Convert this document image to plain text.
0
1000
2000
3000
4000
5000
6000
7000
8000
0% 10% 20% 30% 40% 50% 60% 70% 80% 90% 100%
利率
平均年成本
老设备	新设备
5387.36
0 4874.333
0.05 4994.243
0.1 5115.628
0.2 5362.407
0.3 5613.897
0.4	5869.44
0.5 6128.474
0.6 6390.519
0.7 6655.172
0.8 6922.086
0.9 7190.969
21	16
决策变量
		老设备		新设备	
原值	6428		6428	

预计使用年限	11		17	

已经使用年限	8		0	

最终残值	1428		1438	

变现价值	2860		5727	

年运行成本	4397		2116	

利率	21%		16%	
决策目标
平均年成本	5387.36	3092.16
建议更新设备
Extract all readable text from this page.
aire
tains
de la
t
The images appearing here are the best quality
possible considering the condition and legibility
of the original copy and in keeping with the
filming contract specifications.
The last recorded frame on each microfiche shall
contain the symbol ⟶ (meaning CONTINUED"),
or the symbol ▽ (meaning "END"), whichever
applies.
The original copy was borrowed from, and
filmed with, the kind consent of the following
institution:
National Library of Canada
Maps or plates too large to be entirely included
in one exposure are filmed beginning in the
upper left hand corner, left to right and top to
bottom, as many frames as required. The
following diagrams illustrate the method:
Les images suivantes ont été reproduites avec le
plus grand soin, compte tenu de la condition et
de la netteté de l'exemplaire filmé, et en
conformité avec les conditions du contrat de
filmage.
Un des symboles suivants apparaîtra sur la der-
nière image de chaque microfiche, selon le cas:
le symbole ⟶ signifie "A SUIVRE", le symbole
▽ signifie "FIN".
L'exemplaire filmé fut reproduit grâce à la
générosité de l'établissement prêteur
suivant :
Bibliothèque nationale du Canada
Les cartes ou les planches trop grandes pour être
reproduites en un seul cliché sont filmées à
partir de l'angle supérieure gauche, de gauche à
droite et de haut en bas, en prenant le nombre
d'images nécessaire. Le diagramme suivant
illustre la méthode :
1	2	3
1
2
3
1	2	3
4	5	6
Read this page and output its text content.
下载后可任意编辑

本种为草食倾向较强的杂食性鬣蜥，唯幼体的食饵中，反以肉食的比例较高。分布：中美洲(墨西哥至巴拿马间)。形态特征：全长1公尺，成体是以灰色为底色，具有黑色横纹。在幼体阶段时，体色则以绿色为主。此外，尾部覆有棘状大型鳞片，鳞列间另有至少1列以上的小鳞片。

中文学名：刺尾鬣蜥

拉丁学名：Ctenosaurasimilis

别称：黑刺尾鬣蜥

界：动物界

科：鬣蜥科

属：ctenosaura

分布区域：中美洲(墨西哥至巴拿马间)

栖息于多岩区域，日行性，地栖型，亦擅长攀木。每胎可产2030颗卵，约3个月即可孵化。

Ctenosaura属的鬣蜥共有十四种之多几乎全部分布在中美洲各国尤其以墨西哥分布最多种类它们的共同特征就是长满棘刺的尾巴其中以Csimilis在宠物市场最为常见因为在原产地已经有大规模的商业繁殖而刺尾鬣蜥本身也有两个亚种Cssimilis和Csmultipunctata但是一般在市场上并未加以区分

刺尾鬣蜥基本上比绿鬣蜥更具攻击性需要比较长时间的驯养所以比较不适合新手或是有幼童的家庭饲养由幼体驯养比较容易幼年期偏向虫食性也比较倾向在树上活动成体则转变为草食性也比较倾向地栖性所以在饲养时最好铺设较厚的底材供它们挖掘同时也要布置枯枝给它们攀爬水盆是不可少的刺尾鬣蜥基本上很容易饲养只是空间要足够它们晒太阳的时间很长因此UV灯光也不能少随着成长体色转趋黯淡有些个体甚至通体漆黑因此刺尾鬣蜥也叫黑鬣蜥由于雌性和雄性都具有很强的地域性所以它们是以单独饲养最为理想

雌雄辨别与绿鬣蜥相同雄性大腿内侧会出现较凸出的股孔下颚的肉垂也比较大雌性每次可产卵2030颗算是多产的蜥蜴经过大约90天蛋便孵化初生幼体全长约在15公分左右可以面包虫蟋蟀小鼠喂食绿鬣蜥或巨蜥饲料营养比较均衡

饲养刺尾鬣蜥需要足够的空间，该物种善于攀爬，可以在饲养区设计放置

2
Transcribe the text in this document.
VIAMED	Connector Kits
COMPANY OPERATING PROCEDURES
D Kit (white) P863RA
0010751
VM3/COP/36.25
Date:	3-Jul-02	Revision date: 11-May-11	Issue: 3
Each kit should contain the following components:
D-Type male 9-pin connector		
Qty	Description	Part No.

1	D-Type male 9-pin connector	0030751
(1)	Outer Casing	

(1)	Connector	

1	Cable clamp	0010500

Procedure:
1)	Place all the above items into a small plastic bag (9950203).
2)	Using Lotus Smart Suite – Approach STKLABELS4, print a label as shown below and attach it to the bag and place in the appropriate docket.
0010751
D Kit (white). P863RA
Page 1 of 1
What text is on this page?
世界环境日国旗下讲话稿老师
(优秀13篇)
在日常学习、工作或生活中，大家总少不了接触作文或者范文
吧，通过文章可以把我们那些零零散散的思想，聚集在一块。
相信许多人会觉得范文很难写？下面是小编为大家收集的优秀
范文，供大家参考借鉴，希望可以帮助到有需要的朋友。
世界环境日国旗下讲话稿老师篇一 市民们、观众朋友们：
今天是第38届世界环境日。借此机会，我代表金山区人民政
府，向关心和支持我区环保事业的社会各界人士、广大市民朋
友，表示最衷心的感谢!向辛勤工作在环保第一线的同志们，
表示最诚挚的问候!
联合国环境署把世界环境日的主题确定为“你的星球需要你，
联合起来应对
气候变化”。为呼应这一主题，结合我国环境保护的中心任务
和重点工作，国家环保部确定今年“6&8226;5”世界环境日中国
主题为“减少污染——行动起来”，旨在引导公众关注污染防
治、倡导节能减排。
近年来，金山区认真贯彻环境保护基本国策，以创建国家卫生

══════════

Copy the data above in full, character for character.

Convert this document image to plain text.
0
1000
2000
3000
4000
5000
6000
7000
8000
0% 10% 20% 30% 40% 50% 60% 70% 80% 90% 100%
利率
平均年成本
老设备	新设备
5387.36
0 4874.333
0.05 4994.243
0.1 5115.628
0.2 5362.407
0.3 5613.897
0.4	5869.44
0.5 6128.474
0.6 6390.519
0.7 6655.172
0.8 6922.086
0.9 7190.969
21	16
决策变量
		老设备		新设备	
原值	6428		6428	

预计使用年限	11		17	

已经使用年限	8		0	

最终残值	1428		1438	

变现价值	2860		5727	

年运行成本	4397		2116	

利率	21%		16%	
决策目标
平均年成本	5387.36	3092.16
建议更新设备
Extract all readable text from this page.
aire
tains
de la
t
The images appearing here are the best quality
possible considering the condition and legibility
of the original copy and in keeping with the
filming contract specifications.
The last recorded frame on each microfiche shall
contain the symbol ⟶ (meaning CONTINUED"),
or the symbol ▽ (meaning "END"), whichever
applies.
The original copy was borrowed from, and
filmed with, the kind consent of the following
institution:
National Library of Canada
Maps or plates too large to be entirely included
in one exposure are filmed beginning in the
upper left hand corner, left to right and top to
bottom, as many frames as required. The
following diagrams illustrate the method:
Les images suivantes ont été reproduites avec le
plus grand soin, compte tenu de la condition et
de la netteté de l'exemplaire filmé, et en
conformité avec les conditions du contrat de
filmage.
Un des symboles suivants apparaîtra sur la der-
nière image de chaque microfiche, selon le cas:
le symbole ⟶ signifie "A SUIVRE", le symbole
▽ signifie "FIN".
L'exemplaire filmé fut reproduit grâce à la
générosité de l'établissement prêteur
suivant :
Bibliothèque nationale du Canada
Les cartes ou les planches trop grandes pour être
reproduites en un seul cliché sont filmées à
partir de l'angle supérieure gauche, de gauche à
droite et de haut en bas, en prenant le nombre
d'images nécessaire. Le diagramme suivant
illustre la méthode :
1	2	3
1
2
3
1	2	3
4	5	6
Read this page and output its text content.
下载后可任意编辑

本种为草食倾向较强的杂食性鬣蜥，唯幼体的食饵中，反以肉食的比例较高。分布：中美洲(墨西哥至巴拿马间)。形态特征：全长1公尺，成体是以灰色为底色，具有黑色横纹。在幼体阶段时，体色则以绿色为主。此外，尾部覆有棘状大型鳞片，鳞列间另有至少1列以上的小鳞片。

中文学名：刺尾鬣蜥

拉丁学名：Ctenosaurasimilis

别称：黑刺尾鬣蜥

界：动物界

科：鬣蜥科

属：ctenosaura

分布区域：中美洲(墨西哥至巴拿马间)

栖息于多岩区域，日行性，地栖型，亦擅长攀木。每胎可产2030颗卵，约3个月即可孵化。

Ctenosaura属的鬣蜥共有十四种之多几乎全部分布在中美洲各国尤其以墨西哥分布最多种类它们的共同特征就是长满棘刺的尾巴其中以Csimilis在宠物市场最为常见因为在原产地已经有大规模的商业繁殖而刺尾鬣蜥本身也有两个亚种Cssimilis和Csmultipunctata但是一般在市场上并未加以区分

刺尾鬣蜥基本上比绿鬣蜥更具攻击性需要比较长时间的驯养所以比较不适合新手或是有幼童的家庭饲养由幼体驯养比较容易幼年期偏向虫食性也比较倾向在树上活动成体则转变为草食性也比较倾向地栖性所以在饲养时最好铺设较厚的底材供它们挖掘同时也要布置枯枝给它们攀爬水盆是不可少的刺尾鬣蜥基本上很容易饲养只是空间要足够它们晒太阳的时间很长因此UV灯光也不能少随着成长体色转趋黯淡有些个体甚至通体漆黑因此刺尾鬣蜥也叫黑鬣蜥由于雌性和雄性都具有很强的地域性所以它们是以单独饲养最为理想

雌雄辨别与绿鬣蜥相同雄性大腿内侧会出现较凸出的股孔下颚的肉垂也比较大雌性每次可产卵2030颗算是多产的蜥蜴经过大约90天蛋便孵化初生幼体全长约在15公分左右可以面包虫蟋蟀小鼠喂食绿鬣蜥或巨蜥饲料营养比较均衡

饲养刺尾鬣蜥需要足够的空间，该物种善于攀爬，可以在饲养区设计放置

2
Transcribe the text in this document.
VIAMED	Connector Kits
COMPANY OPERATING PROCEDURES
D Kit (white) P863RA
0010751
VM3/COP/36.25
Date:	3-Jul-02	Revision date: 11-May-11	Issue: 3
Each kit should contain the following components:
D-Type male 9-pin connector		
Qty	Description	Part No.

1	D-Type male 9-pin connector	0030751
(1)	Outer Casing	

(1)	Connector	

1	Cable clamp	0010500

Procedure:
1)	Place all the above items into a small plastic bag (9950203).
2)	Using Lotus Smart Suite – Approach STKLABELS4, print a label as shown below and attach it to the bag and place in the appropriate docket.
0010751
D Kit (white). P863RA
Page 1 of 1
What text is on this page?
世界环境日国旗下讲话稿老师
(优秀13篇)
在日常学习、工作或生活中，大家总少不了接触作文或者范文
吧，通过文章可以把我们那些零零散散的思想，聚集在一块。
相信许多人会觉得范文很难写？下面是小编为大家收集的优秀
范文，供大家参考借鉴，希望可以帮助到有需要的朋友。
世界环境日国旗下讲话稿老师篇一 市民们、观众朋友们：
今天是第38届世界环境日。借此机会，我代表金山区人民政
府，向关心和支持我区环保事业的社会各界人士、广大市民朋
友，表示最衷心的感谢!向辛勤工作在环保第一线的同志们，
表示最诚挚的问候!
联合国环境署把世界环境日的主题确定为“你的星球需要你，
联合起来应对
气候变化”。为呼应这一主题，结合我国环境保护的中心任务
和重点工作，国家环保部确定今年“6&8226;5”世界环境日中国
主题为“减少污染——行动起来”，旨在引导公众关注污染防
治、倡导节能减排。
近年来，金山区认真贯彻环境保护基本国策，以创建国家卫生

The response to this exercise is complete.